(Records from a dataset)

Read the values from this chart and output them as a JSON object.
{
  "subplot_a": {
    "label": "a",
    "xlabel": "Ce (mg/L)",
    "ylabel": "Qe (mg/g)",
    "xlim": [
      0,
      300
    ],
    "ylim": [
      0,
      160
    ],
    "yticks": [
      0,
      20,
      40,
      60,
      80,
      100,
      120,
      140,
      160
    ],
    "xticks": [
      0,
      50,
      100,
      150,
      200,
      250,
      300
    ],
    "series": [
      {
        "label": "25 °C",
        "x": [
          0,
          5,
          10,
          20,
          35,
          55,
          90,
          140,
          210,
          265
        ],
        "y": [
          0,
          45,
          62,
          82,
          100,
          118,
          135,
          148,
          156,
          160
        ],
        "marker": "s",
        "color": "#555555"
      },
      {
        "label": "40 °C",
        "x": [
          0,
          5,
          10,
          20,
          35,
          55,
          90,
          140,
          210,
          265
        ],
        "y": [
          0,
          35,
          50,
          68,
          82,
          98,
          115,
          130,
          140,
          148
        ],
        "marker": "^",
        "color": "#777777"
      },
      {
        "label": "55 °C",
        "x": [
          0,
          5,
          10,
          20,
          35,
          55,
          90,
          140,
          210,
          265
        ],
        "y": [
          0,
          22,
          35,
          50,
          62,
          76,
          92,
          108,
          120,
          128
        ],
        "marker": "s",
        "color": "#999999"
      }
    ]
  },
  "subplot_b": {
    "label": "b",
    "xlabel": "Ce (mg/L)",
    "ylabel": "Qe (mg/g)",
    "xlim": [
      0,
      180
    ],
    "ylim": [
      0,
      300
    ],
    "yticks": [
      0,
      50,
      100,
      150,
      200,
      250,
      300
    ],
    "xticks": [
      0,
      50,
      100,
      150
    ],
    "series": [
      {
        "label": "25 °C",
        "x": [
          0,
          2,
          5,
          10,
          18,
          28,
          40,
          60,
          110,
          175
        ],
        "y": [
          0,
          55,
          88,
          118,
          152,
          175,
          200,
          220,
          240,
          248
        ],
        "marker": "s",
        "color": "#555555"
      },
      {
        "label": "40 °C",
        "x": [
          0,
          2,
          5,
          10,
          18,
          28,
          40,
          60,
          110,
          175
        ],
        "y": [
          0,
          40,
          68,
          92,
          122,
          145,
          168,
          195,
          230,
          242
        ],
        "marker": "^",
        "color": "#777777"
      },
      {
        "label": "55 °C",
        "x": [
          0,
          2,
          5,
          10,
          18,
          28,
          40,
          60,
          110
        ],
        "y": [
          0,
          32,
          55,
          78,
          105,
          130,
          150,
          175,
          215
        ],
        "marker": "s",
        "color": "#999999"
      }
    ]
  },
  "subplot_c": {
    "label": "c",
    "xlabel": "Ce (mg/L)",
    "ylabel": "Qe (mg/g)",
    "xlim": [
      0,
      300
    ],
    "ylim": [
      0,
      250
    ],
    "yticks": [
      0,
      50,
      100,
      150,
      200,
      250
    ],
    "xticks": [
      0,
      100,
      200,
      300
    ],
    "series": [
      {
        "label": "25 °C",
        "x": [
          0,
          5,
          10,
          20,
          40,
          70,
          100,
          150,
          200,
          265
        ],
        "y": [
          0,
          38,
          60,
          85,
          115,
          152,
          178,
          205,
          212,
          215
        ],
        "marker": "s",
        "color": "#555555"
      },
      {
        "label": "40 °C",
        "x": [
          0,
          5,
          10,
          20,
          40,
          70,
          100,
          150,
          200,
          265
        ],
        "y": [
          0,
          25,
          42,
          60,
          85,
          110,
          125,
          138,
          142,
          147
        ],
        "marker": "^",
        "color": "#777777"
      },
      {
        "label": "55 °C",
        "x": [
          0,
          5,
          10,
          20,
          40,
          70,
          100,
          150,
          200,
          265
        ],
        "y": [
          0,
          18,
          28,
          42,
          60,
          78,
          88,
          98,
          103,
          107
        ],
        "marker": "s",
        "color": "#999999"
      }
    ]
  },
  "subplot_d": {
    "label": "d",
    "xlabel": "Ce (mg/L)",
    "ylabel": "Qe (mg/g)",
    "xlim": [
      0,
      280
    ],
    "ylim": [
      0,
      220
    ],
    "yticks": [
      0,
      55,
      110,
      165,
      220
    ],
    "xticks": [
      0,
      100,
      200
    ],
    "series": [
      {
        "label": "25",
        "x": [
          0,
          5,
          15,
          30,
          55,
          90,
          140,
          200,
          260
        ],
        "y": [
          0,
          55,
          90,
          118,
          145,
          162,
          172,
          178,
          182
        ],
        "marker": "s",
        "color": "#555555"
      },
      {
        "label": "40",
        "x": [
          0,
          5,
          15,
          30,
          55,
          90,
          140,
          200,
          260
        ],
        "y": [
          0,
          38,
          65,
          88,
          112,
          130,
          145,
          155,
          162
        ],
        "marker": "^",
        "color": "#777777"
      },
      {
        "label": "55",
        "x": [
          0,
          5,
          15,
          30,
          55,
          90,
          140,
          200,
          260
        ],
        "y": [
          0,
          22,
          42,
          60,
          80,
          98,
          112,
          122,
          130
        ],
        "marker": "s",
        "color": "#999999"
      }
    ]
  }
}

PROBLEM REQUIREMENTS: Each entry is to be returned in full, character for character.

SOLUTION FOR THIS TASK:
Read the values from this chart and output them as a JSON object.
{
  "subplot_a": {
    "label": "a",
    "xlabel": "Ce (mg/L)",
    "ylabel": "Qe (mg/g)",
    "xlim": [
      0,
      300
    ],
    "ylim": [
      0,
      160
    ],
    "yticks": [
      0,
      20,
      40,
      60,
      80,
      100,
      120,
      140,
      160
    ],
    "xticks": [
      0,
      50,
      100,
      150,
      200,
      250,
      300
    ],
    "series": [
      {
        "label": "25 °C",
        "x": [
          0,
          5,
          10,
          20,
          35,
          55,
          90,
          140,
          210,
          265
        ],
        "y": [
          0,
          45,
          62,
          82,
          100,
          118,
          135,
          148,
          156,
          160
        ],
        "marker": "s",
        "color": "#555555"
      },
      {
        "label": "40 °C",
        "x": [
          0,
          5,
          10,
          20,
          35,
          55,
          90,
          140,
          210,
          265
        ],
        "y": [
          0,
          35,
          50,
          68,
          82,
          98,
          115,
          130,
          140,
          148
        ],
        "marker": "^",
        "color": "#777777"
      },
      {
        "label": "55 °C",
        "x": [
          0,
          5,
          10,
          20,
          35,
          55,
          90,
          140,
          210,
          265
        ],
        "y": [
          0,
          22,
          35,
          50,
          62,
          76,
          92,
          108,
          120,
          128
        ],
        "marker": "s",
        "color": "#999999"
      }
    ]
  },
  "subplot_b": {
    "label": "b",
    "xlabel": "Ce (mg/L)",
    "ylabel": "Qe (mg/g)",
    "xlim": [
      0,
      180
    ],
    "ylim": [
      0,
      300
    ],
    "yticks": [
      0,
      50,
      100,
      150,
      200,
      250,
      300
    ],
    "xticks": [
      0,
      50,
      100,
      150
    ],
    "series": [
      {
        "label": "25 °C",
        "x": [
          0,
          2,
          5,
          10,
          18,
          28,
          40,
          60,
          110,
          175
        ],
        "y": [
          0,
          55,
          88,
          118,
          152,
          175,
          200,
          220,
          240,
          248
        ],
        "marker": "s",
        "color": "#555555"
      },
      {
        "label": "40 °C",
        "x": [
          0,
          2,
          5,
          10,
          18,
          28,
          40,
          60,
          110,
          175
        ],
        "y": [
          0,
          40,
          68,
          92,
          122,
          145,
          168,
          195,
          230,
          242
        ],
        "marker": "^",
        "color": "#777777"
      },
      {
        "label": "55 °C",
        "x": [
          0,
          2,
          5,
          10,
          18,
          28,
          40,
          60,
          110
        ],
        "y": [
          0,
          32,
          55,
          78,
          105,
          130,
          150,
          175,
          215
        ],
        "marker": "s",
        "color": "#999999"
      }
    ]
  },
  "subplot_c": {
    "label": "c",
    "xlabel": "Ce (mg/L)",
    "ylabel": "Qe (mg/g)",
    "xlim": [
      0,
      300
    ],
    "ylim": [
      0,
      250
    ],
    "yticks": [
      0,
      50,
      100,
      150,
      200,
      250
    ],
    "xticks": [
      0,
      100,
      200,
      300
    ],
    "series": [
      {
        "label": "25 °C",
        "x": [
          0,
          5,
          10,
          20,
          40,
          70,
          100,
          150,
          200,
          265
        ],
        "y": [
          0,
          38,
          60,
          85,
          115,
          152,
          178,
          205,
          212,
          215
        ],
        "marker": "s",
        "color": "#555555"
      },
      {
        "label": "40 °C",
        "x": [
          0,
          5,
          10,
          20,
          40,
          70,
          100,
          150,
          200,
          265
        ],
        "y": [
          0,
          25,
          42,
          60,
          85,
          110,
          125,
          138,
          142,
          147
        ],
        "marker": "^",
        "color": "#777777"
      },
      {
        "label": "55 °C",
        "x": [
          0,
          5,
          10,
          20,
          40,
          70,
          100,
          150,
          200,
          265
        ],
        "y": [
          0,
          18,
          28,
          42,
          60,
          78,
          88,
          98,
          103,
          107
        ],
        "marker": "s",
        "color": "#999999"
      }
    ]
  },
  "subplot_d": {
    "label": "d",
    "xlabel": "Ce (mg/L)",
    "ylabel": "Qe (mg/g)",
    "xlim": [
      0,
      280
    ],
    "ylim": [
      0,
      220
    ],
    "yticks": [
      0,
      55,
      110,
      165,
      220
    ],
    "xticks": [
      0,
      100,
      200
    ],
    "series": [
      {
        "label": "25",
        "x": [
          0,
          5,
          15,
          30,
          55,
          90,
          140,
          200,
          260
        ],
        "y": [
          0,
          55,
          90,
          118,
          145,
          162,
          172,
          178,
          182
        ],
        "marker": "s",
        "color": "#555555"
      },
      {
        "label": "40",
        "x": [
          0,
          5,
          15,
          30,
          55,
          90,
          140,
          200,
          260
        ],
        "y": [
          0,
          38,
          65,
          88,
          112,
          130,
          145,
          155,
          162
        ],
        "marker": "^",
        "color": "#777777"
      },
      {
        "label": "55",
        "x": [
          0,
          5,
          15,
          30,
          55,
          90,
          140,
          200,
          260
        ],
        "y": [
          0,
          22,
          42,
          60,
          80,
          98,
          112,
          122,
          130
        ],
        "marker": "s",
        "color": "#999999"
      }
    ]
  }
}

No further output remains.